**Required task**
Reproduce the listing below without any change.

**Rows**
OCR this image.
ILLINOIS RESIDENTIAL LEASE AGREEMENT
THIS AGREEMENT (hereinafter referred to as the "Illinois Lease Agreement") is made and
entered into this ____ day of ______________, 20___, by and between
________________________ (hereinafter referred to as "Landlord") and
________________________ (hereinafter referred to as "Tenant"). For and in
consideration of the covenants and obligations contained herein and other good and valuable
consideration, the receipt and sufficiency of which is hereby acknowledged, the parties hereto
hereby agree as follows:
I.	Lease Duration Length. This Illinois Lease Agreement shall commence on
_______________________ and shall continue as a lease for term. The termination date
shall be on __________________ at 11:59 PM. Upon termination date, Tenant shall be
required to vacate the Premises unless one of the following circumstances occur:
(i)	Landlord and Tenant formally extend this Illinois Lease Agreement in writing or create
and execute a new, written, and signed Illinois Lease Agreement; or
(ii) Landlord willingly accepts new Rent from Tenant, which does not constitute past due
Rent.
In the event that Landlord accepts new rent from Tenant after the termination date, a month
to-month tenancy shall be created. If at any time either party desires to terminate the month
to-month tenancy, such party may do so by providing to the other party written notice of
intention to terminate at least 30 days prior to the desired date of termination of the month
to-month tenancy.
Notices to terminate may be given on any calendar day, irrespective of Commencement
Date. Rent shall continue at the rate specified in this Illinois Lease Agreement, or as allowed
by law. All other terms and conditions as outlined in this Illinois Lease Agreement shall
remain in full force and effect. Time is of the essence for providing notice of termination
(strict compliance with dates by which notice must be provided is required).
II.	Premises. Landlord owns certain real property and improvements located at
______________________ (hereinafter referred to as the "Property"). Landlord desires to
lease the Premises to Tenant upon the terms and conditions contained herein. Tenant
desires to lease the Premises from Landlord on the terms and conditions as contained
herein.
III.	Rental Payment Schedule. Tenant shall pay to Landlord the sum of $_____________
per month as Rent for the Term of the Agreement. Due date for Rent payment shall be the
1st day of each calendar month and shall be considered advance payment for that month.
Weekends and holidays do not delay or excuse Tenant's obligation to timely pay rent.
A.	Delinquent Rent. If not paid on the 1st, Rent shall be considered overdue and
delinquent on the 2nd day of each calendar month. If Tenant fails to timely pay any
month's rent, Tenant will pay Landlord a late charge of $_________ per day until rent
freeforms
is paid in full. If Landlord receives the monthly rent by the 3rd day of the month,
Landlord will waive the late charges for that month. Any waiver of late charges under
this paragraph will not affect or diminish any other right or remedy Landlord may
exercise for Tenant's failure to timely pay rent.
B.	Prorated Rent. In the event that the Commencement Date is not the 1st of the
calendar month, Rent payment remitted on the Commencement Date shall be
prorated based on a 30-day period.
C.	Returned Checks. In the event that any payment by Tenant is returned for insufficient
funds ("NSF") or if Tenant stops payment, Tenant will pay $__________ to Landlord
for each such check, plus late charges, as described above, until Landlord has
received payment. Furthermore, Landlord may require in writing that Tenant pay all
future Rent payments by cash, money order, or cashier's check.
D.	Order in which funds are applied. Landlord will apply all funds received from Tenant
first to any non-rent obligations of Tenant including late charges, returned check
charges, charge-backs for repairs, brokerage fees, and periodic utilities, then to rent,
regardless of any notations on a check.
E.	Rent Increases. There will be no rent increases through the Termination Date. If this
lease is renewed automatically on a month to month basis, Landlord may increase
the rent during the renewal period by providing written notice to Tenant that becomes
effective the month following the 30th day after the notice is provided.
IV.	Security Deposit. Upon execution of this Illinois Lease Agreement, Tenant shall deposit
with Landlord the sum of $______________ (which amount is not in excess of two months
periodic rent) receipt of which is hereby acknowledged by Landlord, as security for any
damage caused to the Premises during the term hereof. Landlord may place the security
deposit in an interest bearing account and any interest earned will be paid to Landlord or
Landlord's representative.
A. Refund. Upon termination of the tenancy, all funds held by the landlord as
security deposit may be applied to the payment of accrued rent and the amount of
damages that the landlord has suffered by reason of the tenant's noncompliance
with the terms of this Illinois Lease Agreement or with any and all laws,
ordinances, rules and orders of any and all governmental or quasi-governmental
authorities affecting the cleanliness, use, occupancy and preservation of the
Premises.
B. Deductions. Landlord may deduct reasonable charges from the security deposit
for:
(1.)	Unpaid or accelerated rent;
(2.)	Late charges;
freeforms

**Solution to this problem**
OCR this image.
ILLINOIS RESIDENTIAL LEASE AGREEMENT
THIS AGREEMENT (hereinafter referred to as the "Illinois Lease Agreement") is made and
entered into this ____ day of ______________, 20___, by and between
________________________ (hereinafter referred to as "Landlord") and
________________________ (hereinafter referred to as "Tenant"). For and in
consideration of the covenants and obligations contained herein and other good and valuable
consideration, the receipt and sufficiency of which is hereby acknowledged, the parties hereto
hereby agree as follows:
I.	Lease Duration Length. This Illinois Lease Agreement shall commence on
_______________________ and shall continue as a lease for term. The termination date
shall be on __________________ at 11:59 PM. Upon termination date, Tenant shall be
required to vacate the Premises unless one of the following circumstances occur:
(i)	Landlord and Tenant formally extend this Illinois Lease Agreement in writing or create
and execute a new, written, and signed Illinois Lease Agreement; or
(ii) Landlord willingly accepts new Rent from Tenant, which does not constitute past due
Rent.
In the event that Landlord accepts new rent from Tenant after the termination date, a month
to-month tenancy shall be created. If at any time either party desires to terminate the month
to-month tenancy, such party may do so by providing to the other party written notice of
intention to terminate at least 30 days prior to the desired date of termination of the month
to-month tenancy.
Notices to terminate may be given on any calendar day, irrespective of Commencement
Date. Rent shall continue at the rate specified in this Illinois Lease Agreement, or as allowed
by law. All other terms and conditions as outlined in this Illinois Lease Agreement shall
remain in full force and effect. Time is of the essence for providing notice of termination
(strict compliance with dates by which notice must be provided is required).
II.	Premises. Landlord owns certain real property and improvements located at
______________________ (hereinafter referred to as the "Property"). Landlord desires to
lease the Premises to Tenant upon the terms and conditions contained herein. Tenant
desires to lease the Premises from Landlord on the terms and conditions as contained
herein.
III.	Rental Payment Schedule. Tenant shall pay to Landlord the sum of $_____________
per month as Rent for the Term of the Agreement. Due date for Rent payment shall be the
1st day of each calendar month and shall be considered advance payment for that month.
Weekends and holidays do not delay or excuse Tenant's obligation to timely pay rent.
A.	Delinquent Rent. If not paid on the 1st, Rent shall be considered overdue and
delinquent on the 2nd day of each calendar month. If Tenant fails to timely pay any
month's rent, Tenant will pay Landlord a late charge of $_________ per day until rent
freeforms
is paid in full. If Landlord receives the monthly rent by the 3rd day of the month,
Landlord will waive the late charges for that month. Any waiver of late charges under
this paragraph will not affect or diminish any other right or remedy Landlord may
exercise for Tenant's failure to timely pay rent.
B.	Prorated Rent. In the event that the Commencement Date is not the 1st of the
calendar month, Rent payment remitted on the Commencement Date shall be
prorated based on a 30-day period.
C.	Returned Checks. In the event that any payment by Tenant is returned for insufficient
funds ("NSF") or if Tenant stops payment, Tenant will pay $__________ to Landlord
for each such check, plus late charges, as described above, until Landlord has
received payment. Furthermore, Landlord may require in writing that Tenant pay all
future Rent payments by cash, money order, or cashier's check.
D.	Order in which funds are applied. Landlord will apply all funds received from Tenant
first to any non-rent obligations of Tenant including late charges, returned check
charges, charge-backs for repairs, brokerage fees, and periodic utilities, then to rent,
regardless of any notations on a check.
E.	Rent Increases. There will be no rent increases through the Termination Date. If this
lease is renewed automatically on a month to month basis, Landlord may increase
the rent during the renewal period by providing written notice to Tenant that becomes
effective the month following the 30th day after the notice is provided.
IV.	Security Deposit. Upon execution of this Illinois Lease Agreement, Tenant shall deposit
with Landlord the sum of $______________ (which amount is not in excess of two months
periodic rent) receipt of which is hereby acknowledged by Landlord, as security for any
damage caused to the Premises during the term hereof. Landlord may place the security
deposit in an interest bearing account and any interest earned will be paid to Landlord or
Landlord's representative.
A. Refund. Upon termination of the tenancy, all funds held by the landlord as
security deposit may be applied to the payment of accrued rent and the amount of
damages that the landlord has suffered by reason of the tenant's noncompliance
with the terms of this Illinois Lease Agreement or with any and all laws,
ordinances, rules and orders of any and all governmental or quasi-governmental
authorities affecting the cleanliness, use, occupancy and preservation of the
Premises.
B. Deductions. Landlord may deduct reasonable charges from the security deposit
for:
(1.)	Unpaid or accelerated rent;
(2.)	Late charges;
freeforms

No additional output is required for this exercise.